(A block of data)
= = =
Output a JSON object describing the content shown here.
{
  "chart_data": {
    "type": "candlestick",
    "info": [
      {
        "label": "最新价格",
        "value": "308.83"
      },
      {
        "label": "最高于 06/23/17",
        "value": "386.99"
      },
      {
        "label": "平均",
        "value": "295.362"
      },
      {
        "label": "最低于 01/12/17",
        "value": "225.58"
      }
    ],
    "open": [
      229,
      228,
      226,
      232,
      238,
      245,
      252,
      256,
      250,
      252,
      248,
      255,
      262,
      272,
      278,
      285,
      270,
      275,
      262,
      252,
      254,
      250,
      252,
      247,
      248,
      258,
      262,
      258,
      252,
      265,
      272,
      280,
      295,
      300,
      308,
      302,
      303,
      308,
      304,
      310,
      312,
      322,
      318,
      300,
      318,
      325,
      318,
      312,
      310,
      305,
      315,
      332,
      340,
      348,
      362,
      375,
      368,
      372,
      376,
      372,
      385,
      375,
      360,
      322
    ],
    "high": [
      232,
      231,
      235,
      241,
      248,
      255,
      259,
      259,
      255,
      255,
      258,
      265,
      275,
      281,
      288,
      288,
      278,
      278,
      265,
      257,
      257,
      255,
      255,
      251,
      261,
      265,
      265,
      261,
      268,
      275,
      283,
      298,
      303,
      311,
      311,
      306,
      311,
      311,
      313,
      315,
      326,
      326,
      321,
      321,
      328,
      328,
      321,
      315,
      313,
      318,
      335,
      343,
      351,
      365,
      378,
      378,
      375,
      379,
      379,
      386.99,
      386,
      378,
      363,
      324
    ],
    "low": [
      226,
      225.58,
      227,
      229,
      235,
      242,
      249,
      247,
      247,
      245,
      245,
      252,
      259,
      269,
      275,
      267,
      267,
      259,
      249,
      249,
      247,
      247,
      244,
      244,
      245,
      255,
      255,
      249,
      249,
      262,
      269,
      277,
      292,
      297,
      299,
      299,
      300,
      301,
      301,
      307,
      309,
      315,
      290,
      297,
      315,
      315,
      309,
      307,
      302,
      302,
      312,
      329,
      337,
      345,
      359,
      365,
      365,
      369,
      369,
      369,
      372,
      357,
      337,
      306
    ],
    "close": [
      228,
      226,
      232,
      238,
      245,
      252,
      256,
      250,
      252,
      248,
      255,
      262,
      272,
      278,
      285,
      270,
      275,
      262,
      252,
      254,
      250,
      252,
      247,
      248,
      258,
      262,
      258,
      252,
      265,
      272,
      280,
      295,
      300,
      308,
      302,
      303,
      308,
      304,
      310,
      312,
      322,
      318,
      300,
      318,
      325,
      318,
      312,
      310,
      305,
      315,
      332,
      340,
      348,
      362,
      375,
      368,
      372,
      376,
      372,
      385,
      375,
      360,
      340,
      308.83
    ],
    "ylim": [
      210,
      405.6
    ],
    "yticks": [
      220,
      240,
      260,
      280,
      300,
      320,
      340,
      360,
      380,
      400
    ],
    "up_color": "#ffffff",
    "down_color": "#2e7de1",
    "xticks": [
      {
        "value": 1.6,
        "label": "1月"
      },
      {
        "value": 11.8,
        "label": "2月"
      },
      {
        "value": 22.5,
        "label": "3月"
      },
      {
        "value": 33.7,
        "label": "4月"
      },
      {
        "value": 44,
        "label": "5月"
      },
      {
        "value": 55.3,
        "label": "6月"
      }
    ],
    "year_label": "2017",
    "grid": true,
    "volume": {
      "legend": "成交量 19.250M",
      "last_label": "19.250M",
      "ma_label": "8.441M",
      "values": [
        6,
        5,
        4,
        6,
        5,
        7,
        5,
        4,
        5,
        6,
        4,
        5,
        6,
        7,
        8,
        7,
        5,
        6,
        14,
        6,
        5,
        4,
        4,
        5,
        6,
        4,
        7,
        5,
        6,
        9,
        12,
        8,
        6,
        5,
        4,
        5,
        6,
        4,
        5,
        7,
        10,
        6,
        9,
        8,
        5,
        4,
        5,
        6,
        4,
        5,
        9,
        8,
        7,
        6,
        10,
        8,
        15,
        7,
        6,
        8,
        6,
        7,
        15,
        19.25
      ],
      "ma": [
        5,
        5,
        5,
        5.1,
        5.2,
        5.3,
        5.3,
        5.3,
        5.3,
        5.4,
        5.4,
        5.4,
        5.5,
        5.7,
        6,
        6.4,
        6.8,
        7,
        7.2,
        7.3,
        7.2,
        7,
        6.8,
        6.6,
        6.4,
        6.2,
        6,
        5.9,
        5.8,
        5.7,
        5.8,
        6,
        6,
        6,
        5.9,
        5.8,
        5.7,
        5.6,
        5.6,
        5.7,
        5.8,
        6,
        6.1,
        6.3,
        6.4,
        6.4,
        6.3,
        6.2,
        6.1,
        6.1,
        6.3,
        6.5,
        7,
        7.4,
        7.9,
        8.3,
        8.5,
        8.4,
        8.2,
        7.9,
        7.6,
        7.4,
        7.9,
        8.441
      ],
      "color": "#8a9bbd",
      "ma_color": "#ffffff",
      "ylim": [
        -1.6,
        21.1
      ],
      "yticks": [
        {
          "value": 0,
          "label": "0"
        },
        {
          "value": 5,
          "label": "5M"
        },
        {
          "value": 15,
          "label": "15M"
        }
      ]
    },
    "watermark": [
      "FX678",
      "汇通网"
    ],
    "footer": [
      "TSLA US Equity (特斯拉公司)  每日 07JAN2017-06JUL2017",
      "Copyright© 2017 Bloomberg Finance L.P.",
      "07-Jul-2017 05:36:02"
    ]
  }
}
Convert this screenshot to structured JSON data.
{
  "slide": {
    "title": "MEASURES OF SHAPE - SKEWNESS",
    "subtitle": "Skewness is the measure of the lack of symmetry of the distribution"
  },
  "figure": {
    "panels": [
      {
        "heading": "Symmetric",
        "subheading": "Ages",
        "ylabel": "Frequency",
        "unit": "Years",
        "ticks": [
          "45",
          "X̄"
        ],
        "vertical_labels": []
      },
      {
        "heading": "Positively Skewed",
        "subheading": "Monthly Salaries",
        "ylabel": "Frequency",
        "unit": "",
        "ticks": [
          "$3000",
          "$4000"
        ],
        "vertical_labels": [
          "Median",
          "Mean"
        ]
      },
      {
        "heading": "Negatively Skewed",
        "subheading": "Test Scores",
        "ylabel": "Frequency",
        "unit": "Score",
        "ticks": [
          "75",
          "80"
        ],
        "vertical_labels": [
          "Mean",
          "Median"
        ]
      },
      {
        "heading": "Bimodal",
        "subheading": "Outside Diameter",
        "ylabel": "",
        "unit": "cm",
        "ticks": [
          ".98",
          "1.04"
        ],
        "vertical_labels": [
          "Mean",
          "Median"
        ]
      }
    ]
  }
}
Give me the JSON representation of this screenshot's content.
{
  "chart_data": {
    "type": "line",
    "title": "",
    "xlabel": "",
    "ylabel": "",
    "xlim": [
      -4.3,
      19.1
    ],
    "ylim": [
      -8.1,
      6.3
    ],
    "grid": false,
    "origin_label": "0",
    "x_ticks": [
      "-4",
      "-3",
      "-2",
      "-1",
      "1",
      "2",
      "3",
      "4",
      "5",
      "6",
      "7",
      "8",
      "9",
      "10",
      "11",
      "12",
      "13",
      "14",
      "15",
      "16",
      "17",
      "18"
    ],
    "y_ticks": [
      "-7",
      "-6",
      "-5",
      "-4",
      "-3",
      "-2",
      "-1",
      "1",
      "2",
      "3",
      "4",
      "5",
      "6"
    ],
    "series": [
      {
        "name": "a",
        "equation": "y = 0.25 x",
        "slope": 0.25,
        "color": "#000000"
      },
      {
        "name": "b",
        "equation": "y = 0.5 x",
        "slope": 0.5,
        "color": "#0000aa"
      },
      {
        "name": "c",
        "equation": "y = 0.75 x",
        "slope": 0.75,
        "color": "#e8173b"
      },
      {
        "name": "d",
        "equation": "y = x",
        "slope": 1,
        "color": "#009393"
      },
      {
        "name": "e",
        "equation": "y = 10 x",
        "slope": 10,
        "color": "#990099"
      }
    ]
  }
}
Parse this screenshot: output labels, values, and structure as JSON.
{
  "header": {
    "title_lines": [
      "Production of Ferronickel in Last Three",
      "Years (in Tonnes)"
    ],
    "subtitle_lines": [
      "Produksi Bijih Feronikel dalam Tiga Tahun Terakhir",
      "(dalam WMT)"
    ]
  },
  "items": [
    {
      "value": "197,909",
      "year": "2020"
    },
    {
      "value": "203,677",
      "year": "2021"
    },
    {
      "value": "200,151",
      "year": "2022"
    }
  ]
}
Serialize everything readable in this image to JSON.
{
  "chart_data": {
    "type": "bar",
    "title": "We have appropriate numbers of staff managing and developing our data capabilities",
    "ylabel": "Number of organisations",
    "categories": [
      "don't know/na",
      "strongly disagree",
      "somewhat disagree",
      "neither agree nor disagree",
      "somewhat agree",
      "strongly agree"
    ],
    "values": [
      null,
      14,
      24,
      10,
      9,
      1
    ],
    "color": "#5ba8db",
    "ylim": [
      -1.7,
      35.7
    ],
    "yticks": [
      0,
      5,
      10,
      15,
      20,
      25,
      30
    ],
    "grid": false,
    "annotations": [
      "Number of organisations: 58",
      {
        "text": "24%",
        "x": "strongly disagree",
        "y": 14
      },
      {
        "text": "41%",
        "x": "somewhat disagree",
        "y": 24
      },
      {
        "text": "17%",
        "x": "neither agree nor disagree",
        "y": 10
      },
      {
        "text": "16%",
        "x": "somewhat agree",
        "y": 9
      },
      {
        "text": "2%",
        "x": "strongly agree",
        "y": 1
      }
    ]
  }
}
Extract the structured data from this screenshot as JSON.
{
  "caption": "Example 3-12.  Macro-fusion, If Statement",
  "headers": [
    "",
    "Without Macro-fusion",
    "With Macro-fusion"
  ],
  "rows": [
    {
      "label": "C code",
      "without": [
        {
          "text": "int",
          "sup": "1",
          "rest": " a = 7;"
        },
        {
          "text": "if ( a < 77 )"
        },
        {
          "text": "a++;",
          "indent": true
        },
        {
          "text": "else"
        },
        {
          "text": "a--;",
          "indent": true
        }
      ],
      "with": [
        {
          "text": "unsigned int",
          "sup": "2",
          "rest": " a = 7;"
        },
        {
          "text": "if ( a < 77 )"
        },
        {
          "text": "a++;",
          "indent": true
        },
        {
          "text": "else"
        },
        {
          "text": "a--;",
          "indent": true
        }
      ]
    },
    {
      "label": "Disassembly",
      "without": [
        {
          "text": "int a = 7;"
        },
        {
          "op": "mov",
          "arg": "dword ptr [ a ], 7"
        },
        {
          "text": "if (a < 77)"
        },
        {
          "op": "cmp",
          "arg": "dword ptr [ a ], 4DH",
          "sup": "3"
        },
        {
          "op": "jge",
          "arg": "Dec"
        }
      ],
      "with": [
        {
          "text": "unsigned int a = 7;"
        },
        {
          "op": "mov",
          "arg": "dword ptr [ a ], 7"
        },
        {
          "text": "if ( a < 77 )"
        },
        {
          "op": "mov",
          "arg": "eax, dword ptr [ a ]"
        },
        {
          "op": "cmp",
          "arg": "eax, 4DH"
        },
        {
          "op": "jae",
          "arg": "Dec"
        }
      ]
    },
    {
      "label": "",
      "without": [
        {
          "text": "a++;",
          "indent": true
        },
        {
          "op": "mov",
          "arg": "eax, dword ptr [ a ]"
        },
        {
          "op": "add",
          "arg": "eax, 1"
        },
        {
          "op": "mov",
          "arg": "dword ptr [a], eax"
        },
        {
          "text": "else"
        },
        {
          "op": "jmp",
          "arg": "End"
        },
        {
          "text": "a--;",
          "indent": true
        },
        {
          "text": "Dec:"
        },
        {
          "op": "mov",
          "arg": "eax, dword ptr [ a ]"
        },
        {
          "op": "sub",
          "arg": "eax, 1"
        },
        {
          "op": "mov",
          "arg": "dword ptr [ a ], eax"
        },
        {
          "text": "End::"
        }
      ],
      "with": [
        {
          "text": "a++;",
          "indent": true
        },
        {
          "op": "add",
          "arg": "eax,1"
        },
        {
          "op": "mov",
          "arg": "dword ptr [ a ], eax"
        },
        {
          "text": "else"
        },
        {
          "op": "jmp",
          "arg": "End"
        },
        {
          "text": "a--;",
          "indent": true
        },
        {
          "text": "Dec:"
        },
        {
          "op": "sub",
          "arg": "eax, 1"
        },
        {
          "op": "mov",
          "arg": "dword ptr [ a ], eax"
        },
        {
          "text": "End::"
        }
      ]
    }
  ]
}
= = =
Exercise instructions:
Using the records given above, list every line that includes the word "fusion".

Exercise result:
  "caption": "Example 3-12.  Macro-fusion, If Statement",
    "Without Macro-fusion",
    "With Macro-fusion"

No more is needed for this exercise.